EXERCISE PROMPT: Pull every line containing the word "screenshot" from the records.

ENTRIES PROVIDED:

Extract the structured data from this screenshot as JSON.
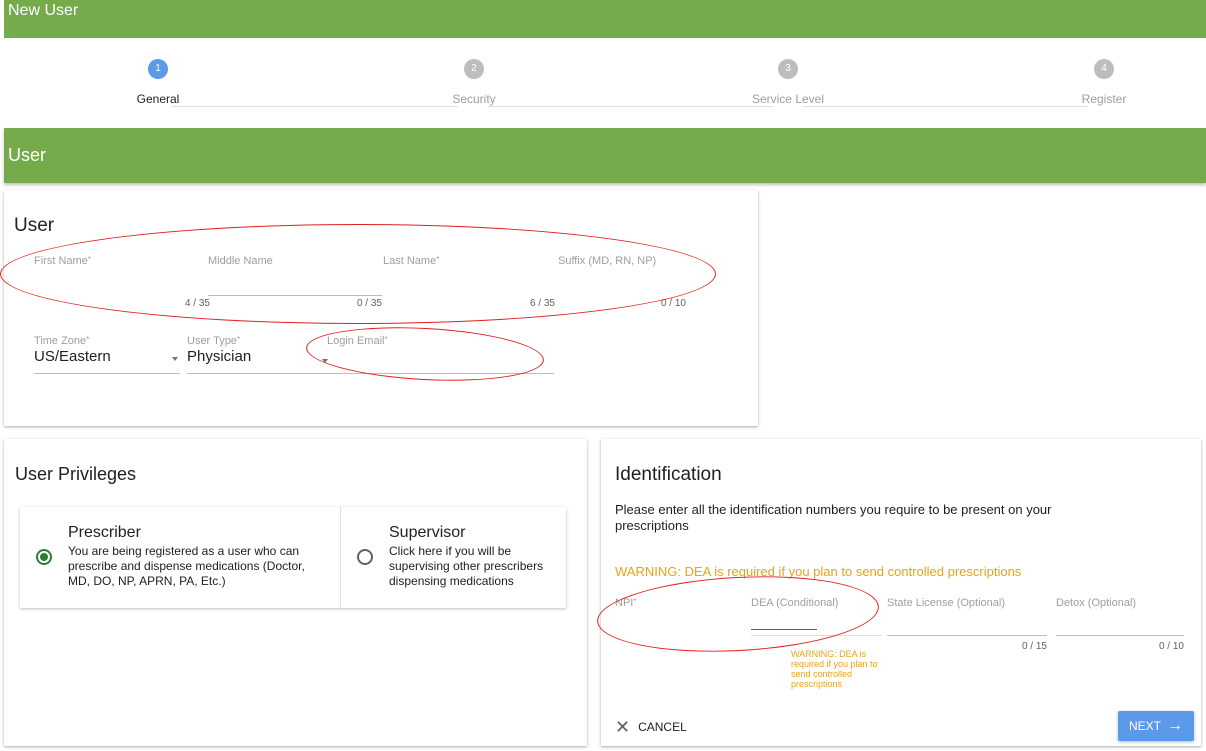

---

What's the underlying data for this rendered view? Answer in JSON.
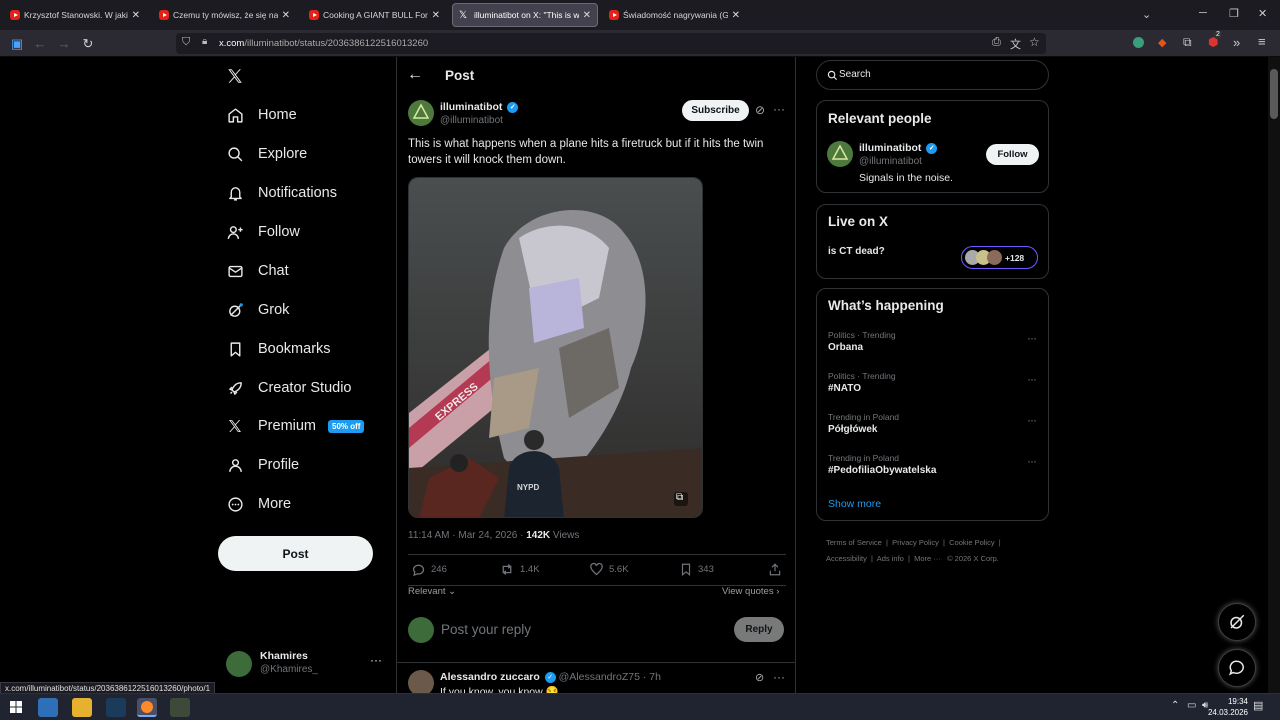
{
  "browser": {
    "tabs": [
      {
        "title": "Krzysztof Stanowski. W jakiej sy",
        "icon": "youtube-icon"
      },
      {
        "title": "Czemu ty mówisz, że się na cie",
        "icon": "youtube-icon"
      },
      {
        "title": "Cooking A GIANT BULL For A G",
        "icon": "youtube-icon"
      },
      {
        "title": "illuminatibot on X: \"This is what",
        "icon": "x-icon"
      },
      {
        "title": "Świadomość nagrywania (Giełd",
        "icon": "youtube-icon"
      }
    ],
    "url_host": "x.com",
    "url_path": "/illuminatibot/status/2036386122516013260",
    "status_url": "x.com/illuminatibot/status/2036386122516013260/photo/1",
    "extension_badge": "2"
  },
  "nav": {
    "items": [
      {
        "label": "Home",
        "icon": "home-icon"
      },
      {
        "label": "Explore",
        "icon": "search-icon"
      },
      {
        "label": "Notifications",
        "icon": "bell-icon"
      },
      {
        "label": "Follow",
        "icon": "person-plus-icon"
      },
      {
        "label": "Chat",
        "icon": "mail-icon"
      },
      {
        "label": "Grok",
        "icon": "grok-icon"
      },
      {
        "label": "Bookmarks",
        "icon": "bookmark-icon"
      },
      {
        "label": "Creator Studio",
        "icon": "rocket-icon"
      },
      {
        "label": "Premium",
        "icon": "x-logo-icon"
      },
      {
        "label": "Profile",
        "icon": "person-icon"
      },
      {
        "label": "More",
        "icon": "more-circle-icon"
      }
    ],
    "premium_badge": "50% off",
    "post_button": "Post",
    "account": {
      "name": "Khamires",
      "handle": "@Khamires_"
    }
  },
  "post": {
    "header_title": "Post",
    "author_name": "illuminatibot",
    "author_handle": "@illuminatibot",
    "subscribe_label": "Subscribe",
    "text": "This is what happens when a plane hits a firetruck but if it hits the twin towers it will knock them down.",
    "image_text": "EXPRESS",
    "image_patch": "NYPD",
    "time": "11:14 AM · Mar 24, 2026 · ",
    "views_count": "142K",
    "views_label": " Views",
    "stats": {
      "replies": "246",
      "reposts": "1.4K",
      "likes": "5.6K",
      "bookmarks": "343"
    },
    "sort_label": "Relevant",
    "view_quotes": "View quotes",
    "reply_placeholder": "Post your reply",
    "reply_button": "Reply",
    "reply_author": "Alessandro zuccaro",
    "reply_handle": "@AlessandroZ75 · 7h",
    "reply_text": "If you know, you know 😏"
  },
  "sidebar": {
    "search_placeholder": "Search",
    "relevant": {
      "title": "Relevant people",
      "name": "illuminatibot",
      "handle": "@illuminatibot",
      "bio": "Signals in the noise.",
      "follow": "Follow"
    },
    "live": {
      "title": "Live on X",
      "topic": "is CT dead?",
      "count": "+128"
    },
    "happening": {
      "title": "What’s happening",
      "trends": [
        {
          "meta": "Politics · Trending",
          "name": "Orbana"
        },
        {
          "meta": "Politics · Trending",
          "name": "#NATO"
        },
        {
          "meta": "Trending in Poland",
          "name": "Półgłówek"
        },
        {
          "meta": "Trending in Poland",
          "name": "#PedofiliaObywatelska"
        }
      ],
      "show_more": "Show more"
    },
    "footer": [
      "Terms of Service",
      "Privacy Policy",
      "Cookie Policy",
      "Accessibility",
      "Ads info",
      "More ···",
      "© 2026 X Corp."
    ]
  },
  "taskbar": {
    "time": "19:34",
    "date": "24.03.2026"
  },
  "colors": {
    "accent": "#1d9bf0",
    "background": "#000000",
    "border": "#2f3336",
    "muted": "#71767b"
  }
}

* * *

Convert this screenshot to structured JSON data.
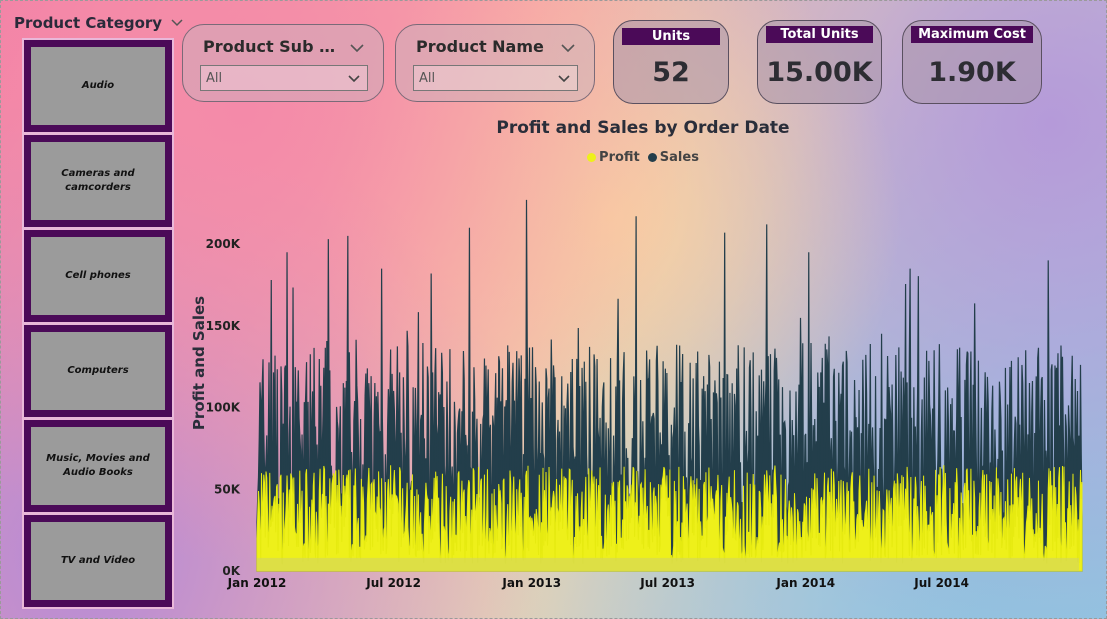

ANSWER FOR THE TASK:
Extract the structured data from this screenshot as JSON.
Convert this screenshot to structured JSON data.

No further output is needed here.